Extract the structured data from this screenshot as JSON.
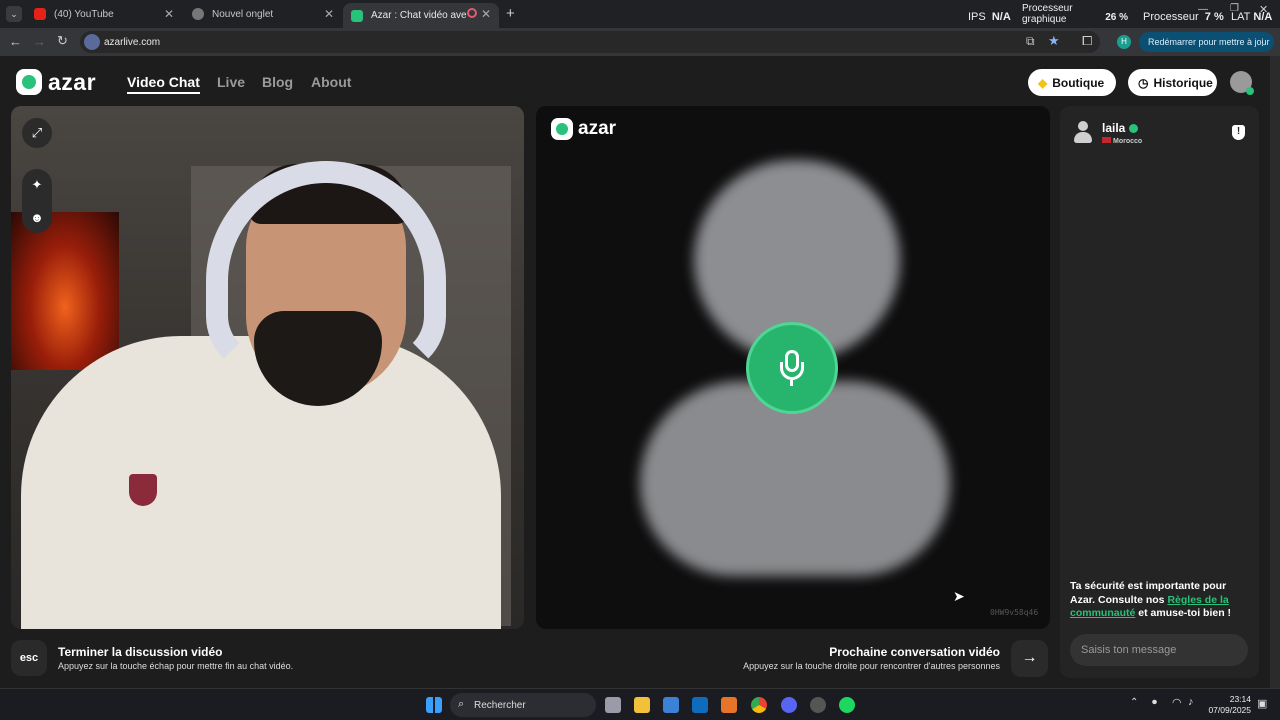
{
  "browser": {
    "tabs": [
      {
        "label": "(40) YouTube"
      },
      {
        "label": "Nouvel onglet"
      },
      {
        "label": "Azar : Chat vidéo avec de n"
      }
    ],
    "url": "azarlive.com",
    "update_label": "Redémarrer pour mettre à jour",
    "profile_initial": "H",
    "perf": {
      "ips_label": "IPS",
      "ips_value": "N/A",
      "gpu_label_1": "Processeur",
      "gpu_label_2": "graphique",
      "gpu_value": "26 %",
      "cpu_label": "Processeur",
      "cpu_value": "7 %",
      "lat_label": "LAT",
      "lat_value": "N/A"
    }
  },
  "site": {
    "logo": "azar",
    "nav": [
      "Video Chat",
      "Live",
      "Blog",
      "About"
    ],
    "boutique": "Boutique",
    "historique": "Historique",
    "partner_watermark": "azar",
    "session_code": "0HW9v58q46",
    "partner": {
      "name": "laila",
      "country": "Morocco"
    },
    "safety_text_1": "Ta sécurité est importante pour Azar. Consulte nos ",
    "safety_link": "Règles de la communauté",
    "safety_text_2": " et amuse-toi bien !",
    "message_placeholder": "Saisis ton message",
    "esc_key": "esc",
    "end_title": "Terminer la discussion vidéo",
    "end_sub": "Appuyez sur la touche échap pour mettre fin au chat vidéo.",
    "next_title": "Prochaine conversation vidéo",
    "next_sub": "Appuyez sur la touche droite pour rencontrer d'autres personnes"
  },
  "taskbar": {
    "search": "Rechercher",
    "time": "23:14",
    "date": "07/09/2025"
  },
  "colors": {
    "accent": "#28c27a",
    "page_bg": "#1d1d1d"
  }
}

*AIM OF THE EXERCISE:*
Omit any images, then output the listing exactly.

*OUTPUT FOR THIS EXERCISE:*
Extract the structured data from this screenshot as JSON.
{
  "browser": {
    "tabs": [
      {
        "label": "(40) YouTube"
      },
      {
        "label": "Nouvel onglet"
      },
      {
        "label": "Azar : Chat vidéo avec de n"
      }
    ],
    "url": "azarlive.com",
    "update_label": "Redémarrer pour mettre à jour",
    "profile_initial": "H",
    "perf": {
      "ips_label": "IPS",
      "ips_value": "N/A",
      "gpu_label_1": "Processeur",
      "gpu_label_2": "graphique",
      "gpu_value": "26 %",
      "cpu_label": "Processeur",
      "cpu_value": "7 %",
      "lat_label": "LAT",
      "lat_value": "N/A"
    }
  },
  "site": {
    "logo": "azar",
    "nav": [
      "Video Chat",
      "Live",
      "Blog",
      "About"
    ],
    "boutique": "Boutique",
    "historique": "Historique",
    "partner_watermark": "azar",
    "session_code": "0HW9v58q46",
    "partner": {
      "name": "laila",
      "country": "Morocco"
    },
    "safety_text_1": "Ta sécurité est importante pour Azar. Consulte nos ",
    "safety_link": "Règles de la communauté",
    "safety_text_2": " et amuse-toi bien !",
    "message_placeholder": "Saisis ton message",
    "esc_key": "esc",
    "end_title": "Terminer la discussion vidéo",
    "end_sub": "Appuyez sur la touche échap pour mettre fin au chat vidéo.",
    "next_title": "Prochaine conversation vidéo",
    "next_sub": "Appuyez sur la touche droite pour rencontrer d'autres personnes"
  },
  "taskbar": {
    "search": "Rechercher",
    "time": "23:14",
    "date": "07/09/2025"
  },
  "colors": {
    "accent": "#28c27a",
    "page_bg": "#1d1d1d"
  }
}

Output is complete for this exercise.